Data for this task.
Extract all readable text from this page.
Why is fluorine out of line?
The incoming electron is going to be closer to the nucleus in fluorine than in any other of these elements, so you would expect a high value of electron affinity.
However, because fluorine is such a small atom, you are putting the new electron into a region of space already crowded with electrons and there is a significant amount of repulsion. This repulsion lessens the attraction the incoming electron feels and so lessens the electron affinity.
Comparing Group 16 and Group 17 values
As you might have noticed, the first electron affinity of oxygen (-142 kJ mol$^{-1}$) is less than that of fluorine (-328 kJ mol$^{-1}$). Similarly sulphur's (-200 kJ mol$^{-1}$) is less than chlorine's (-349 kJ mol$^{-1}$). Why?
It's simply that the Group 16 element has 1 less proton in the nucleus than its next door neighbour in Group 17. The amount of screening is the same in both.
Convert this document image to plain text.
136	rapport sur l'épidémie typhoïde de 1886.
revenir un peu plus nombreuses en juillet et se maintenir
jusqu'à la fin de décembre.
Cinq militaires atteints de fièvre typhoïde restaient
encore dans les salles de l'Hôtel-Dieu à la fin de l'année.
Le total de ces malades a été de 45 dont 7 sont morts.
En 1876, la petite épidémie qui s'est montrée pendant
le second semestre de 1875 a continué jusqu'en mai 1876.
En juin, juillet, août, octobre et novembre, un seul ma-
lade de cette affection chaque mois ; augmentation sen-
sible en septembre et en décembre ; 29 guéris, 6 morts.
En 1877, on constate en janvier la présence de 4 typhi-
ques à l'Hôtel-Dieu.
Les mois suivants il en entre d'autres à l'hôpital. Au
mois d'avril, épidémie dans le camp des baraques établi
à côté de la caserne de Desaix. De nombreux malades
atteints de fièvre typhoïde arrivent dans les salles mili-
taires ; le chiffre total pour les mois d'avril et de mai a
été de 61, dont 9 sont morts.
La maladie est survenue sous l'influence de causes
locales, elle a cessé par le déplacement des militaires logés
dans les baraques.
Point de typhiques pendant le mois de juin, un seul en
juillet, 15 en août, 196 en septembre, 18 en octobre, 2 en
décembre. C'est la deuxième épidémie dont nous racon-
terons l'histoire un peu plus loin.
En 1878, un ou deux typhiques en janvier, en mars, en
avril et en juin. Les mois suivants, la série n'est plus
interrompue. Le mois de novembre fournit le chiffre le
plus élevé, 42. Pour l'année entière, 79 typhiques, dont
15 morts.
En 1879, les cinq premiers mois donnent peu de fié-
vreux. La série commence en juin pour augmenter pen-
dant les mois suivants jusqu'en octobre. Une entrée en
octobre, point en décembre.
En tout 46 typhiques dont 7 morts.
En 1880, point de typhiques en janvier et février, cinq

Set task. Identify the lines in the records above that contain the word "militaires", then state how many there are and nothing more.

Output for this exercise. 2